Goal of the exercise: Look through the lines below and extract each one that contains "Update".

Entries provided:
══════════════════════════════

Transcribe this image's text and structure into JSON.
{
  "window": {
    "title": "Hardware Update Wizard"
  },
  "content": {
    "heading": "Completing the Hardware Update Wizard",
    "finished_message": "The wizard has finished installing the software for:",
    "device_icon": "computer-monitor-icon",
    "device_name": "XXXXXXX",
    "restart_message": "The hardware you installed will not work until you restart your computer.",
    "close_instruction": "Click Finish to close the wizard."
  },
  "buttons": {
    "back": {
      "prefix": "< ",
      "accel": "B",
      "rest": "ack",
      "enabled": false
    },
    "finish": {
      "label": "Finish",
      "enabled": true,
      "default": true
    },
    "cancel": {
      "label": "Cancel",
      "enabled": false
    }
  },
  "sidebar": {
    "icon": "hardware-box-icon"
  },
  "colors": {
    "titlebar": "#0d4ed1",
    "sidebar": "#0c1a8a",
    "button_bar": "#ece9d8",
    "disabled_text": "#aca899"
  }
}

══════════════════════════════

Completed exercise:
    "title": "Hardware Update Wizard"
    "heading": "Completing the Hardware Update Wizard",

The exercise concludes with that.